Problems:
1) Reproduce the stretch of the Datacleanse transform guide from "The added attributes" through "Data Cleanse link.".
2) According to the Datacleanse transform guide, when is the temporary table created during execution dropped?
3) Extend the Datacleanse transform guide, picking up right after its final sentence.

Document section:
Data cleansing is the process of altering data in a given transform to make sure that it is accurate and correct. The Datacleanse can be applied based on the value in one or more attributes in the connected transform.
To work with Datacleanse transform in data flow, follow below steps.
Selecting the Datacleanse transform to be added to data flow
In the data flow canvas move to Data Flow pane and navigate to Transforms menu. Here, you can either select or drag and drop the Datacleanse transform to canvas. Now, link the required transform to Datacleanse Transform.
Configuring Datacleanse transform
General Tab: Provide the basic details for the Datacleanse transform.
1. The Name field auto populates the transform name and its editable.
2. In the Description text-box, provide a description and is optional.
3. By default, Diyotta does not create temporary tables during execution for the transformation in the data flow. If the temporary table needs to be created for a transform during execution, then, enable the checkbox Persist Data. The temporary table created will be dropped once the data flow executes successfully.
Derived Attributes tab: You can add attributes in the data cleanse transform which will be the attributes from the connected transform.
When there are no attributes present, then click on Click Here to add new attribute.
- When there are attributes already present, then click on (+) Select option and select attributes from transform.
Then Select Link Attributes wizard appears and displays the list of carry forward attributes available in the previous connected source/transform. Choose required attributes and click OK.
The added attributes get listed in the Derived Attributes tab and simultaneously by default all the attributes gets selected and the Data Cleanse window appears. If required, using the data cleanse window you can cleanse the data before proceeding further else select an attribute and click Data Cleanse link.

Given data:
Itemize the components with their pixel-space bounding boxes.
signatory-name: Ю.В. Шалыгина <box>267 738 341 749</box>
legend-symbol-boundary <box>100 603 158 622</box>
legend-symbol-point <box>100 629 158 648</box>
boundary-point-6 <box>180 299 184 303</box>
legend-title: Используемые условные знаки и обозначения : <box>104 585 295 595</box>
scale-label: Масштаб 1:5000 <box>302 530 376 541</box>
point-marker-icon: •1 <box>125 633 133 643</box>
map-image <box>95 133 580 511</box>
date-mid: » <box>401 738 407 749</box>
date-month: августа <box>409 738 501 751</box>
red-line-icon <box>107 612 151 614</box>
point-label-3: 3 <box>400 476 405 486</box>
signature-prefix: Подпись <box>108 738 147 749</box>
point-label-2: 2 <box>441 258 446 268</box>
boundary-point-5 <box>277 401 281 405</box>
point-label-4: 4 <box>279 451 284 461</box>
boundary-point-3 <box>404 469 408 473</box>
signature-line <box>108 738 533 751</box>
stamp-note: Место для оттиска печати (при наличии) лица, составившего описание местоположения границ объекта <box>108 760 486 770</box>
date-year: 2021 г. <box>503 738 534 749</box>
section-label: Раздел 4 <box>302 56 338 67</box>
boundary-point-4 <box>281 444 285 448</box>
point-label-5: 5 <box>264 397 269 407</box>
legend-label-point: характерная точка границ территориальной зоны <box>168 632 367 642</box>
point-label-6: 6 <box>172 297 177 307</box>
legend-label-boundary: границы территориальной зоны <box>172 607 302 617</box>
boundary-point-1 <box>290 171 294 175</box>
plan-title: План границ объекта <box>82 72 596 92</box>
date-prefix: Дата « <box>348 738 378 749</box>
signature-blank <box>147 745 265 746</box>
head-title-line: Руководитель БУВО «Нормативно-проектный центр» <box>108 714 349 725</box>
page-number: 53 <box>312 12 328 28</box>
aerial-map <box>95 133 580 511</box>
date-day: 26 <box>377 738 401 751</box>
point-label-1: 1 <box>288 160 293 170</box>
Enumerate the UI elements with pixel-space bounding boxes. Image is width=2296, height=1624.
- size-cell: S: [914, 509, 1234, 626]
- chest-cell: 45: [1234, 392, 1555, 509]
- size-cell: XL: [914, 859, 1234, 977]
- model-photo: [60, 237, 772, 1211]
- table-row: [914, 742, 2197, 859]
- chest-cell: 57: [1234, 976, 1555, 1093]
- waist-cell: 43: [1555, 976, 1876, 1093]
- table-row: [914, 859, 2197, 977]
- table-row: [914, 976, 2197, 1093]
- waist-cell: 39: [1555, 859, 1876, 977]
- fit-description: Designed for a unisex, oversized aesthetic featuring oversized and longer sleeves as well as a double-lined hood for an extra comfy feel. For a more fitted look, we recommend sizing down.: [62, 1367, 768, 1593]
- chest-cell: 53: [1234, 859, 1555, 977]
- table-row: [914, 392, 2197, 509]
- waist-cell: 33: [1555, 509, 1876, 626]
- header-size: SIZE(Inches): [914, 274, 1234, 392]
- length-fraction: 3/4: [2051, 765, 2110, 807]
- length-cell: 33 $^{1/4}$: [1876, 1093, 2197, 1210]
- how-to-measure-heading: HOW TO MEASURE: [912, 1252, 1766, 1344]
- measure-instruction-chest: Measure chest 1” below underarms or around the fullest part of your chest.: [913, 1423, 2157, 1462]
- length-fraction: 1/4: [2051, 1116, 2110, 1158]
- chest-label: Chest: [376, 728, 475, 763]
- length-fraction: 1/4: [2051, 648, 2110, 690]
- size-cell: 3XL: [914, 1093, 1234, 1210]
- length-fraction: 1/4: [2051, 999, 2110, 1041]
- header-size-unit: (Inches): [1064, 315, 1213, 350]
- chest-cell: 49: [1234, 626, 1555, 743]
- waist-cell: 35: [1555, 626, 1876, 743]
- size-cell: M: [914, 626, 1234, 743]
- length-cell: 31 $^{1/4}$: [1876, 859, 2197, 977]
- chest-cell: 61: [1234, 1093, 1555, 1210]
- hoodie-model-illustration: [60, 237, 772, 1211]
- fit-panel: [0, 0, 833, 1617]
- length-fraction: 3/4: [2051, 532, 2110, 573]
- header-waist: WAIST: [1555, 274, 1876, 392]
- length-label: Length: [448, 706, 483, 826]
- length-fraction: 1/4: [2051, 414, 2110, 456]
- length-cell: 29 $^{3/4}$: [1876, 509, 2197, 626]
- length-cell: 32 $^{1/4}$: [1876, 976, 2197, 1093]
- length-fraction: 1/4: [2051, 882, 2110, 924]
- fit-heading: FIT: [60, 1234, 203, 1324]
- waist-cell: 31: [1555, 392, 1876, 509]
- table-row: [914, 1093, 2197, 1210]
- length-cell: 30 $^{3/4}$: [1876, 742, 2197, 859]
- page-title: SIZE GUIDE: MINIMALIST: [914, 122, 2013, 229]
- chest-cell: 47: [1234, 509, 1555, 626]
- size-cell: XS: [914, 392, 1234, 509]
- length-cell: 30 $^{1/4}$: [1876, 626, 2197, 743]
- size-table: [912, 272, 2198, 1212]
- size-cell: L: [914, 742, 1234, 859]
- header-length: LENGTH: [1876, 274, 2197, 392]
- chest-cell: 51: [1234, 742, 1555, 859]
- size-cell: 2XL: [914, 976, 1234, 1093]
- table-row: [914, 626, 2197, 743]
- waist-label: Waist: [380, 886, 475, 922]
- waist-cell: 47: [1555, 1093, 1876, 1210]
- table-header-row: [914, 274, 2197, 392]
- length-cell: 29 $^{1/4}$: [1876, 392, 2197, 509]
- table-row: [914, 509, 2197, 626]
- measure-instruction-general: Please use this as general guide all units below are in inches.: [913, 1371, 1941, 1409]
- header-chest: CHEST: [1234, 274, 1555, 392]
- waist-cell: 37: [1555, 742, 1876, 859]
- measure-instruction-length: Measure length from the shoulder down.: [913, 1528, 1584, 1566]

Task answers:
1)
The added attributes get listed in the Derived Attributes tab and simultaneously by default all the attributes gets selected and the Data Cleanse window appears. If required, using the data cleanse window you can cleanse the data before proceeding further else select an attribute and click Data Cleanse link.

2) It is dropped once the data flow executes successfully.

3)
In both the scenarios, the Data Cleanse window appears and allows you to apply the following operations on the selected attributes:
- Trim: To remove the white spaces or other predefined characters from both the ends of a string
- Left trim: To remove white space or other predefined characters from the left side of a string
- Right trim: To remove white space or other predefined characters from the right side of a string
- Substring: To return a new string that is a substring of existing string excluding both the ends
- Convert to uppercase: To convert all the characters to uppercase
- Convert to lowercase: To convert all the characters to lowercase
- This section allows you to select either lower or upper case, as both the operations cannot be applied at a time on a attribute.
- In the same way, you can select either left or right padding as both the operations cannot be applied at a time on a attribute.
Add padding to left: To set the width of the padding on the left of an attribute
- Add padding to right: To set the width of the padding on the right of an attribute
- Replace nulls in numeric field with '0': To replace the numeric fields ( integer type) with '0'
- Replace nulls in string field with blank: To replace the numeric fields ( string type) with blank
- You can apply following operations on each attribute of string type: trimming the attributes, case conversion, padding the letters, and replace null values with blank.
- You can apply following operation on each attribute of integer type: Replace nulls with '0'
- To replace with existing functions, select the checkbox Replace existing functions and click Apply.
- The fields in the Attributes tab are specific to the data object type associated with the transform. For more information about these fields, refer Working with Data Object and select the specific database data object same as native processing platform.
- Following operations are allowed on the attributes: Select, Cut, Copy, Paste, Up, Down, Delete, Apply template, and Data Cleanse.
- To search for a specific attribute, enter the keyword in the search bar, and the grid displays the search results.
- From the list of attributes, multiple attributes can be selected and we can perform/apply these operations.
Here, each attribute has an associated expression editor to add expression to it. After adding attributes, you can add/edit associated expression in Expression Editor field.
- To add/edit the expression, click the icon beside the Expression Editor field.
- The Expression Editor wizard appears and it allows you to add the required expression. To verify that there are no syntax errors, click Validate. Upon successful validation, the success message appears and click OK.
The expression can include attributes from the transform, database functions, Parameters, Functions, Reusable expressions, UDFs, and Sequences.
- The attributes from the transform will be listed when selecting Transforms from the drop-down. Click on the attribute from the list and it will be added in the editor.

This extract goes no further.